#### Exercise instructions
Return each line of the listing that contains the string "title".

Dataset items:
<<<<

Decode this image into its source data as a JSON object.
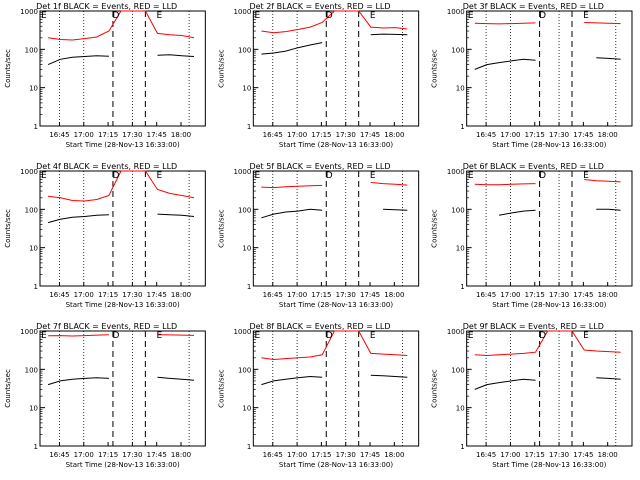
{
  "chart_data": [
    {
      "type": "line",
      "title": "Det 1f BLACK = Events, RED = LLD",
      "ylabel": "Counts/sec",
      "xlabel": "Start Time (28-Nov-13 16:33:00)",
      "yscale": "log",
      "ylim": [
        1,
        1000
      ],
      "x_ticks": [
        "16:45",
        "17:00",
        "17:15",
        "17:30",
        "17:45",
        "18:00"
      ],
      "y_ticks": [
        "1",
        "10",
        "100",
        "1000"
      ],
      "markers": [
        "E",
        "D",
        "E"
      ],
      "series": [
        {
          "name": "Events",
          "color": "#000000",
          "values": [
            40,
            55,
            62,
            65,
            68,
            66,
            null,
            null,
            null,
            70,
            72,
            68,
            65
          ]
        },
        {
          "name": "LLD",
          "color": "#ff0000",
          "values": [
            200,
            180,
            175,
            190,
            210,
            300,
            1000,
            1000,
            1000,
            260,
            240,
            230,
            200
          ]
        }
      ]
    },
    {
      "type": "line",
      "title": "Det 2f BLACK = Events, RED = LLD",
      "ylabel": "Counts/sec",
      "xlabel": "Start Time (28-Nov-13 16:33:00)",
      "yscale": "log",
      "ylim": [
        1,
        1000
      ],
      "x_ticks": [
        "16:45",
        "17:00",
        "17:15",
        "17:30",
        "17:45",
        "18:00"
      ],
      "y_ticks": [
        "1",
        "10",
        "100",
        "1000"
      ],
      "markers": [
        "E",
        "D",
        "E"
      ],
      "series": [
        {
          "name": "Events",
          "color": "#000000",
          "values": [
            75,
            80,
            90,
            110,
            130,
            150,
            null,
            null,
            null,
            240,
            250,
            245,
            240
          ]
        },
        {
          "name": "LLD",
          "color": "#ff0000",
          "values": [
            300,
            270,
            290,
            330,
            380,
            500,
            1000,
            1000,
            1000,
            380,
            360,
            370,
            340
          ]
        }
      ]
    },
    {
      "type": "line",
      "title": "Det 3f BLACK = Events, RED = LLD",
      "ylabel": "Counts/sec",
      "xlabel": "Start Time (28-Nov-13 16:33:00)",
      "yscale": "log",
      "ylim": [
        1,
        1000
      ],
      "x_ticks": [
        "16:45",
        "17:00",
        "17:15",
        "17:30",
        "17:45",
        "18:00"
      ],
      "y_ticks": [
        "1",
        "10",
        "100",
        "1000"
      ],
      "markers": [
        "E",
        "D",
        "E"
      ],
      "series": [
        {
          "name": "Events",
          "color": "#000000",
          "values": [
            30,
            40,
            45,
            50,
            55,
            52,
            null,
            null,
            null,
            null,
            60,
            58,
            55
          ]
        },
        {
          "name": "LLD",
          "color": "#ff0000",
          "values": [
            480,
            470,
            460,
            470,
            480,
            490,
            null,
            null,
            null,
            500,
            490,
            480,
            470
          ]
        }
      ]
    },
    {
      "type": "line",
      "title": "Det 4f BLACK = Events, RED = LLD",
      "ylabel": "Counts/sec",
      "xlabel": "Start Time (28-Nov-13 16:33:00)",
      "yscale": "log",
      "ylim": [
        1,
        1000
      ],
      "x_ticks": [
        "16:45",
        "17:00",
        "17:15",
        "17:30",
        "17:45",
        "18:00"
      ],
      "y_ticks": [
        "1",
        "10",
        "100",
        "1000"
      ],
      "markers": [
        "E",
        "D",
        "E"
      ],
      "series": [
        {
          "name": "Events",
          "color": "#000000",
          "values": [
            45,
            55,
            62,
            65,
            70,
            72,
            null,
            null,
            null,
            75,
            72,
            70,
            65
          ]
        },
        {
          "name": "LLD",
          "color": "#ff0000",
          "values": [
            220,
            200,
            170,
            165,
            180,
            230,
            1000,
            1000,
            1000,
            330,
            260,
            230,
            200
          ]
        }
      ]
    },
    {
      "type": "line",
      "title": "Det 5f BLACK = Events, RED = LLD",
      "ylabel": "Counts/sec",
      "xlabel": "Start Time (28-Nov-13 16:33:00)",
      "yscale": "log",
      "ylim": [
        1,
        1000
      ],
      "x_ticks": [
        "16:45",
        "17:00",
        "17:15",
        "17:30",
        "17:45",
        "18:00"
      ],
      "y_ticks": [
        "1",
        "10",
        "100",
        "1000"
      ],
      "markers": [
        "E",
        "D",
        "E"
      ],
      "series": [
        {
          "name": "Events",
          "color": "#000000",
          "values": [
            60,
            75,
            85,
            90,
            100,
            95,
            null,
            null,
            null,
            null,
            100,
            98,
            95
          ]
        },
        {
          "name": "LLD",
          "color": "#ff0000",
          "values": [
            380,
            370,
            390,
            400,
            410,
            420,
            null,
            null,
            null,
            500,
            470,
            450,
            430
          ]
        }
      ]
    },
    {
      "type": "line",
      "title": "Det 6f BLACK = Events, RED = LLD",
      "ylabel": "Counts/sec",
      "xlabel": "Start Time (28-Nov-13 16:33:00)",
      "yscale": "log",
      "ylim": [
        1,
        1000
      ],
      "x_ticks": [
        "16:45",
        "17:00",
        "17:15",
        "17:30",
        "17:45",
        "18:00"
      ],
      "y_ticks": [
        "1",
        "10",
        "100",
        "1000"
      ],
      "markers": [
        "E",
        "D",
        "E"
      ],
      "series": [
        {
          "name": "Events",
          "color": "#000000",
          "values": [
            null,
            null,
            70,
            80,
            90,
            95,
            null,
            null,
            null,
            null,
            100,
            100,
            95
          ]
        },
        {
          "name": "LLD",
          "color": "#ff0000",
          "values": [
            450,
            440,
            440,
            450,
            460,
            470,
            null,
            null,
            null,
            600,
            560,
            540,
            520
          ]
        }
      ]
    },
    {
      "type": "line",
      "title": "Det 7f BLACK = Events, RED = LLD",
      "ylabel": "Counts/sec",
      "xlabel": "Start Time (28-Nov-13 16:33:00)",
      "yscale": "log",
      "ylim": [
        1,
        1000
      ],
      "x_ticks": [
        "16:45",
        "17:00",
        "17:15",
        "17:30",
        "17:45",
        "18:00"
      ],
      "y_ticks": [
        "1",
        "10",
        "100",
        "1000"
      ],
      "markers": [
        "E",
        "D",
        "E"
      ],
      "series": [
        {
          "name": "Events",
          "color": "#000000",
          "values": [
            40,
            50,
            55,
            58,
            60,
            58,
            null,
            null,
            null,
            62,
            58,
            55,
            52
          ]
        },
        {
          "name": "LLD",
          "color": "#ff0000",
          "values": [
            750,
            760,
            740,
            760,
            780,
            800,
            null,
            null,
            null,
            800,
            790,
            780,
            770
          ]
        }
      ]
    },
    {
      "type": "line",
      "title": "Det 8f BLACK = Events, RED = LLD",
      "ylabel": "Counts/sec",
      "xlabel": "Start Time (28-Nov-13 16:33:00)",
      "yscale": "log",
      "ylim": [
        1,
        1000
      ],
      "x_ticks": [
        "16:45",
        "17:00",
        "17:15",
        "17:30",
        "17:45",
        "18:00"
      ],
      "y_ticks": [
        "1",
        "10",
        "100",
        "1000"
      ],
      "markers": [
        "E",
        "D",
        "E"
      ],
      "series": [
        {
          "name": "Events",
          "color": "#000000",
          "values": [
            40,
            50,
            55,
            60,
            65,
            62,
            null,
            null,
            null,
            70,
            68,
            65,
            62
          ]
        },
        {
          "name": "LLD",
          "color": "#ff0000",
          "values": [
            200,
            180,
            190,
            200,
            210,
            240,
            1000,
            1000,
            1000,
            260,
            250,
            240,
            230
          ]
        }
      ]
    },
    {
      "type": "line",
      "title": "Det 9f BLACK = Events, RED = LLD",
      "ylabel": "Counts/sec",
      "xlabel": "Start Time (28-Nov-13 16:33:00)",
      "yscale": "log",
      "ylim": [
        1,
        1000
      ],
      "x_ticks": [
        "16:45",
        "17:00",
        "17:15",
        "17:30",
        "17:45",
        "18:00"
      ],
      "y_ticks": [
        "1",
        "10",
        "100",
        "1000"
      ],
      "markers": [
        "E",
        "D",
        "E"
      ],
      "series": [
        {
          "name": "Events",
          "color": "#000000",
          "values": [
            30,
            40,
            45,
            50,
            55,
            52,
            null,
            null,
            null,
            null,
            60,
            58,
            55
          ]
        },
        {
          "name": "LLD",
          "color": "#ff0000",
          "values": [
            240,
            230,
            240,
            250,
            260,
            280,
            1000,
            1000,
            1000,
            320,
            300,
            290,
            280
          ]
        }
      ]
    }
  ]
}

>>>>

#### Answer to the problem
      "title": "Det 1f BLACK = Events, RED = LLD",
      "title": "Det 2f BLACK = Events, RED = LLD",
      "title": "Det 3f BLACK = Events, RED = LLD",
      "title": "Det 4f BLACK = Events, RED = LLD",
      "title": "Det 5f BLACK = Events, RED = LLD",
      "title": "Det 6f BLACK = Events, RED = LLD",
      "title": "Det 7f BLACK = Events, RED = LLD",
      "title": "Det 8f BLACK = Events, RED = LLD",
      "title": "Det 9f BLACK = Events, RED = LLD",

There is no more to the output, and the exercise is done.